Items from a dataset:
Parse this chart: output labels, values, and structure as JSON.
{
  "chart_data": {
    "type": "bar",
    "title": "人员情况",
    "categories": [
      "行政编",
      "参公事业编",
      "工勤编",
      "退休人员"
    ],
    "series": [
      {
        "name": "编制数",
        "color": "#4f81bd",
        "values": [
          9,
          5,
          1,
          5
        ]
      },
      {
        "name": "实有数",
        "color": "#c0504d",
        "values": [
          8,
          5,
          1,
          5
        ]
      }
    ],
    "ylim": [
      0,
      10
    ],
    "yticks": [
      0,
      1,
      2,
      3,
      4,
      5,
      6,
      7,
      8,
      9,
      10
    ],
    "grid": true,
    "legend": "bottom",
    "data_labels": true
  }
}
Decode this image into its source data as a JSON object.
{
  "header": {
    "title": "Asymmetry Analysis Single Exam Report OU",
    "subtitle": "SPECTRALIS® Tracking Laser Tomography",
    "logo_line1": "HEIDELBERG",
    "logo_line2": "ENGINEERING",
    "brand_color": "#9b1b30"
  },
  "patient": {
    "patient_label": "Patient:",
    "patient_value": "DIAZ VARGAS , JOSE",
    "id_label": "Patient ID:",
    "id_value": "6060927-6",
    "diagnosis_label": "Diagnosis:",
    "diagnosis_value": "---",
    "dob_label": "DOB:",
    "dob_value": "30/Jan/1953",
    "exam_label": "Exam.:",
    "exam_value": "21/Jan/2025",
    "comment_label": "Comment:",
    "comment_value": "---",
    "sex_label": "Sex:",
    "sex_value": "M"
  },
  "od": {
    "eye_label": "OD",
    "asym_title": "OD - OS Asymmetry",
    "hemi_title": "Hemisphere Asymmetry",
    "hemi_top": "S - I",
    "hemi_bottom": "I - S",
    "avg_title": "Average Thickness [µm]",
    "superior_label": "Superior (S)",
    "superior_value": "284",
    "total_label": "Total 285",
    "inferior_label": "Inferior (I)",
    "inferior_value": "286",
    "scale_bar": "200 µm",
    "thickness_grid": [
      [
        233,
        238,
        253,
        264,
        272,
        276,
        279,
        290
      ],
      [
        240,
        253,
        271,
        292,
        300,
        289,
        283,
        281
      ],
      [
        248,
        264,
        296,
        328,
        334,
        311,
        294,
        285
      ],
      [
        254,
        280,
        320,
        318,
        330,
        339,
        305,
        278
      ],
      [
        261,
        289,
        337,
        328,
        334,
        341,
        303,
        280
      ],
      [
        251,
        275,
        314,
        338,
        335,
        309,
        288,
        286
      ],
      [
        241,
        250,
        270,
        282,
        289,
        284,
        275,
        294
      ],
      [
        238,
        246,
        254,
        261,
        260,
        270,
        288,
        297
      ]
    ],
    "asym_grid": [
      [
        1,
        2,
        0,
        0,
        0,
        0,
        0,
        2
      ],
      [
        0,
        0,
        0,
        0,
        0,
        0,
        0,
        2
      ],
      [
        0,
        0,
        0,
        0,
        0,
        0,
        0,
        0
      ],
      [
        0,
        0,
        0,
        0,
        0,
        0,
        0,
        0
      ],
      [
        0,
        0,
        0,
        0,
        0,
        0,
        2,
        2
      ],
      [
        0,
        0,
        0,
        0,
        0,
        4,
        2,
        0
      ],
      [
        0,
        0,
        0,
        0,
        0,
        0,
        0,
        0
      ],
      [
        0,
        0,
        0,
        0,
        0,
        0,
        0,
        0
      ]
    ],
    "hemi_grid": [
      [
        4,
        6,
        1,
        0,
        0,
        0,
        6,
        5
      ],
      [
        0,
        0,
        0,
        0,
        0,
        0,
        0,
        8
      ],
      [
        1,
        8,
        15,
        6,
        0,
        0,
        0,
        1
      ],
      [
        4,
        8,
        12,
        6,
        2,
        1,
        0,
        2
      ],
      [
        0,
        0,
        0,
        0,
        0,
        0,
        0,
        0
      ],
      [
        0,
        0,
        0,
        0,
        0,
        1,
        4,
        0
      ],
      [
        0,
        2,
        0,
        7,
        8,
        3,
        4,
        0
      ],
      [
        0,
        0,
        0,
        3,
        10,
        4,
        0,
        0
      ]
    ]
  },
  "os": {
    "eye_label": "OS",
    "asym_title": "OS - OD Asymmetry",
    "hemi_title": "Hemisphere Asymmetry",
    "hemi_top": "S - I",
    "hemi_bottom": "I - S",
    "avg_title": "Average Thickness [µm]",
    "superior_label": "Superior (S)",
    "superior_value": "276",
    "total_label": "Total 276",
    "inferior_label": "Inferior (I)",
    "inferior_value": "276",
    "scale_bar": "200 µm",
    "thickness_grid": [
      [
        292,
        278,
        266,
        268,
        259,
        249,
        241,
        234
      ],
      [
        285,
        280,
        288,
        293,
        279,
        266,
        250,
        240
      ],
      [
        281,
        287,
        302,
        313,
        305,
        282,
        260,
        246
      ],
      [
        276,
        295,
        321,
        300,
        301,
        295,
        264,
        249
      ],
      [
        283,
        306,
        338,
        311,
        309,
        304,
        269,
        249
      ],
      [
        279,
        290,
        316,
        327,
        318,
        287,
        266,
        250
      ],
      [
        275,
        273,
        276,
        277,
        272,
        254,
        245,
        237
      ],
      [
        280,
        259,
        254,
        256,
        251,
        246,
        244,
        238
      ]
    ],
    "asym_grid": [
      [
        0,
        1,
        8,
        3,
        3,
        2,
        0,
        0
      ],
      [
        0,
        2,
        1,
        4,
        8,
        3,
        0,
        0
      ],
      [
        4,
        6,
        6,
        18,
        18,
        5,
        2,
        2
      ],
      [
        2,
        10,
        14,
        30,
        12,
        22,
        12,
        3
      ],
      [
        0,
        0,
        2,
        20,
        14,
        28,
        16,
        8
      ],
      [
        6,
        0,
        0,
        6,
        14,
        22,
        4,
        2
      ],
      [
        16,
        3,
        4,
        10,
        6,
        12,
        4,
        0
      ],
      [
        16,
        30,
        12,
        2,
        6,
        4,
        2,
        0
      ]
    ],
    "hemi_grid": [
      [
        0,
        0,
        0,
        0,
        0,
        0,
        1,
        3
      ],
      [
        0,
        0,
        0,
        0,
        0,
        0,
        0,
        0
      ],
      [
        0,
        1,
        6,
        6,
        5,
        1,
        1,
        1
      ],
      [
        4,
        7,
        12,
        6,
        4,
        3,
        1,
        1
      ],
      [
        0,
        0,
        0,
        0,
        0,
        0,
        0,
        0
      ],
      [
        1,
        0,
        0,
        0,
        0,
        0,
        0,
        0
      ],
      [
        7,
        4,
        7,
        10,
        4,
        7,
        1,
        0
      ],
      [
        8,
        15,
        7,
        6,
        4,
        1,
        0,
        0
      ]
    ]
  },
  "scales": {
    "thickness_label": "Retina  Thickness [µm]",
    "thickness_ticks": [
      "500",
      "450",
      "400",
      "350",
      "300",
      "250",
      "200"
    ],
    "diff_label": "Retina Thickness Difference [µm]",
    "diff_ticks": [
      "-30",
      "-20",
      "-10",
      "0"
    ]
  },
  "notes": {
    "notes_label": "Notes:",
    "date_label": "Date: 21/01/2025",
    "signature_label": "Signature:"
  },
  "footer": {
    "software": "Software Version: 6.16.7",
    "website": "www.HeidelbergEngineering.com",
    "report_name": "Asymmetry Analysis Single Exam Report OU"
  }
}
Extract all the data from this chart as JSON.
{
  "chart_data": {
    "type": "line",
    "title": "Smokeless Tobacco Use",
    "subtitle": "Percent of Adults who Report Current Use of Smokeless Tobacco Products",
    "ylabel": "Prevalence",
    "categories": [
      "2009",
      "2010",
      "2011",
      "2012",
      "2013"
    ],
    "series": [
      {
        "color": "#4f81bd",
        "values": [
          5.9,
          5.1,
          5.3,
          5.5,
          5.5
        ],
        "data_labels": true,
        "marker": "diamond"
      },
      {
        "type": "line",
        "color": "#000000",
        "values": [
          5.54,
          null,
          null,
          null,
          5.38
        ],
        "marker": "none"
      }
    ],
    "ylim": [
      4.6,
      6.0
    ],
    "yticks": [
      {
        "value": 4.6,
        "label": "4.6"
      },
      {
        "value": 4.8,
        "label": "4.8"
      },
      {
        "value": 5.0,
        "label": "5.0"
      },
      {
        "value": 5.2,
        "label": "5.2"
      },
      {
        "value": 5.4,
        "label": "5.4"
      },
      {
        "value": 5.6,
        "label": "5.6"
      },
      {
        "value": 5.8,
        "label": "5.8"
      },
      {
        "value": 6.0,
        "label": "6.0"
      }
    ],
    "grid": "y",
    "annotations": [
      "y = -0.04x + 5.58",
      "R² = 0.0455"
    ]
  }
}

What you should do — Collect each line above holding the string "subtitle".

Output of the exercise —
    "subtitle": "SPECTRALIS® Tracking Laser Tomography",
    "subtitle": "Percent of Adults who Report Current Use of Smokeless Tobacco Products",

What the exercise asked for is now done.